Set problem: Transcribe all the entries word for word, skipping the pictures.
-- Begin The records --
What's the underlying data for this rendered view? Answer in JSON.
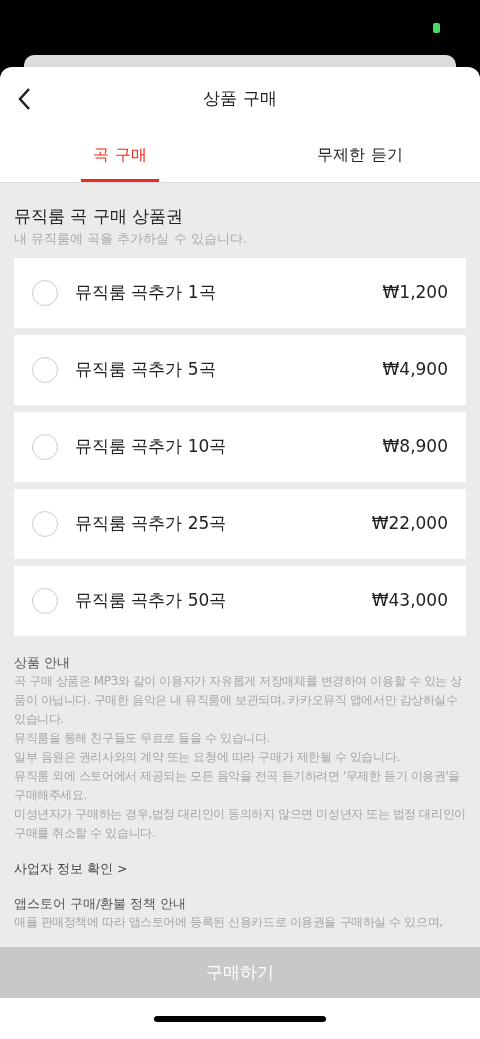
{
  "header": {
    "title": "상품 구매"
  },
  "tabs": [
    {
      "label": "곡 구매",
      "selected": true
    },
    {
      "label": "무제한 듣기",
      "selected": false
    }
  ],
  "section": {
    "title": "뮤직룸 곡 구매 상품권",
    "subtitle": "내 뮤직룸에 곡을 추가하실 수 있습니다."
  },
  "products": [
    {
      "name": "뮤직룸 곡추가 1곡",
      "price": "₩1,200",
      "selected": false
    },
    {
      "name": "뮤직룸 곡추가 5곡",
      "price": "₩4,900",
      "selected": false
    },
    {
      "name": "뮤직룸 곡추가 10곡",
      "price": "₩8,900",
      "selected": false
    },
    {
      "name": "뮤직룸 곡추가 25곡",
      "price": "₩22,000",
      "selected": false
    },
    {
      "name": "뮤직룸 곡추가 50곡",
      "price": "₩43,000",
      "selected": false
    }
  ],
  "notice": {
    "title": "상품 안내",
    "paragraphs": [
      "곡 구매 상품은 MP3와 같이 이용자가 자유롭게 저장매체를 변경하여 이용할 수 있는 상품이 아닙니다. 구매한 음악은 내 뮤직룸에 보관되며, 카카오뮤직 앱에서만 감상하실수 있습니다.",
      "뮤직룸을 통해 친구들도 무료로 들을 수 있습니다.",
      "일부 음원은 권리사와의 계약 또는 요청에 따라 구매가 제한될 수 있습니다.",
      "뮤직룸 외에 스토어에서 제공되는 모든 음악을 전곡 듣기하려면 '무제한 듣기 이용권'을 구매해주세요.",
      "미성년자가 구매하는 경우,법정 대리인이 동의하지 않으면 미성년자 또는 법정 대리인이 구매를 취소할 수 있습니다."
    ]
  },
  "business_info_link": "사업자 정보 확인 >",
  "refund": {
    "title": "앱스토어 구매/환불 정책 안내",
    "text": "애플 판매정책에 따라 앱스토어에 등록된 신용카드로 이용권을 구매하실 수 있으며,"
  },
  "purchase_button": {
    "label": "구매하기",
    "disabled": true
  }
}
-- End The records --
Solution to this exercise:
What's the underlying data for this rendered view? Answer in JSON.
{
  "header": {
    "title": "상품 구매"
  },
  "tabs": [
    {
      "label": "곡 구매",
      "selected": true
    },
    {
      "label": "무제한 듣기",
      "selected": false
    }
  ],
  "section": {
    "title": "뮤직룸 곡 구매 상품권",
    "subtitle": "내 뮤직룸에 곡을 추가하실 수 있습니다."
  },
  "products": [
    {
      "name": "뮤직룸 곡추가 1곡",
      "price": "₩1,200",
      "selected": false
    },
    {
      "name": "뮤직룸 곡추가 5곡",
      "price": "₩4,900",
      "selected": false
    },
    {
      "name": "뮤직룸 곡추가 10곡",
      "price": "₩8,900",
      "selected": false
    },
    {
      "name": "뮤직룸 곡추가 25곡",
      "price": "₩22,000",
      "selected": false
    },
    {
      "name": "뮤직룸 곡추가 50곡",
      "price": "₩43,000",
      "selected": false
    }
  ],
  "notice": {
    "title": "상품 안내",
    "paragraphs": [
      "곡 구매 상품은 MP3와 같이 이용자가 자유롭게 저장매체를 변경하여 이용할 수 있는 상품이 아닙니다. 구매한 음악은 내 뮤직룸에 보관되며, 카카오뮤직 앱에서만 감상하실수 있습니다.",
      "뮤직룸을 통해 친구들도 무료로 들을 수 있습니다.",
      "일부 음원은 권리사와의 계약 또는 요청에 따라 구매가 제한될 수 있습니다.",
      "뮤직룸 외에 스토어에서 제공되는 모든 음악을 전곡 듣기하려면 '무제한 듣기 이용권'을 구매해주세요.",
      "미성년자가 구매하는 경우,법정 대리인이 동의하지 않으면 미성년자 또는 법정 대리인이 구매를 취소할 수 있습니다."
    ]
  },
  "business_info_link": "사업자 정보 확인 >",
  "refund": {
    "title": "앱스토어 구매/환불 정책 안내",
    "text": "애플 판매정책에 따라 앱스토어에 등록된 신용카드로 이용권을 구매하실 수 있으며,"
  },
  "purchase_button": {
    "label": "구매하기",
    "disabled": true
  }
}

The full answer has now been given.